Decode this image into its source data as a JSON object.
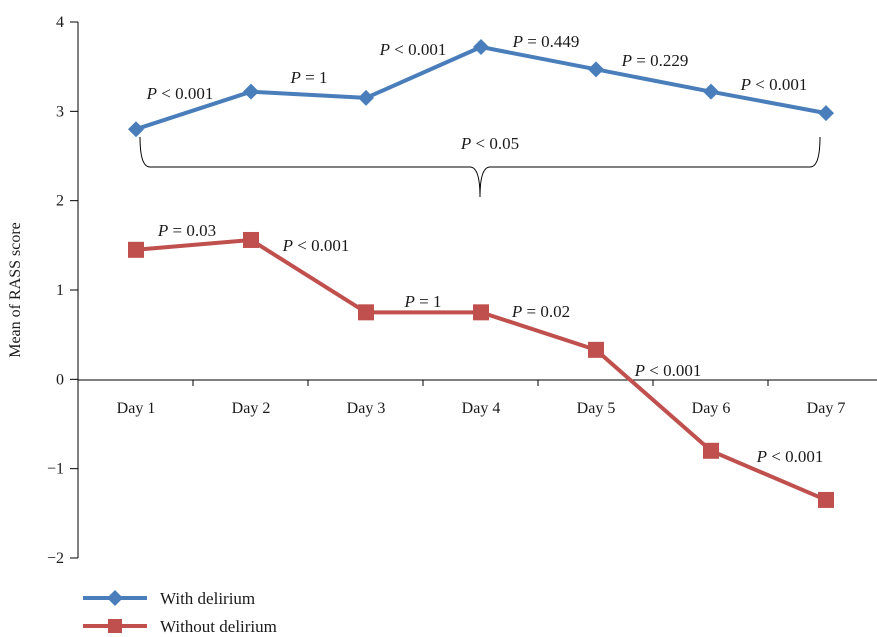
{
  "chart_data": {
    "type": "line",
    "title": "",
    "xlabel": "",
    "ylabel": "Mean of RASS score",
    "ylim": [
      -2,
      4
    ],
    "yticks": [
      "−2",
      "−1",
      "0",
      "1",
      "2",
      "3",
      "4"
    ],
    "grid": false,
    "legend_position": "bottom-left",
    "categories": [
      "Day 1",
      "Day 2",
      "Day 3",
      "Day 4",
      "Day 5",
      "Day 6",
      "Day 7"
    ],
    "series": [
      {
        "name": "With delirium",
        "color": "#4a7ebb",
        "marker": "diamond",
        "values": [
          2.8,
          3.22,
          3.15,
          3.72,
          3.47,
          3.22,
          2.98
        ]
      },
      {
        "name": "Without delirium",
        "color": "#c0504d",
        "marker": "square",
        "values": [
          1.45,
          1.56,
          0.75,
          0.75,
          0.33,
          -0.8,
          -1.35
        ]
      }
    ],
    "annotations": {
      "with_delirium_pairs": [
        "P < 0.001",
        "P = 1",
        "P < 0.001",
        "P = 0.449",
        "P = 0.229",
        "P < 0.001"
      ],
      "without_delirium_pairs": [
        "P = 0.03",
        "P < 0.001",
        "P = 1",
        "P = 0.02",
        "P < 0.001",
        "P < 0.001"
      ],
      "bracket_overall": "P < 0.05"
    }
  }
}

########################################

TO DO » Where a line holds "name", copy it out.

EXPECTED OUTPUT »
        "name": "With delirium",
        "name": "Without delirium",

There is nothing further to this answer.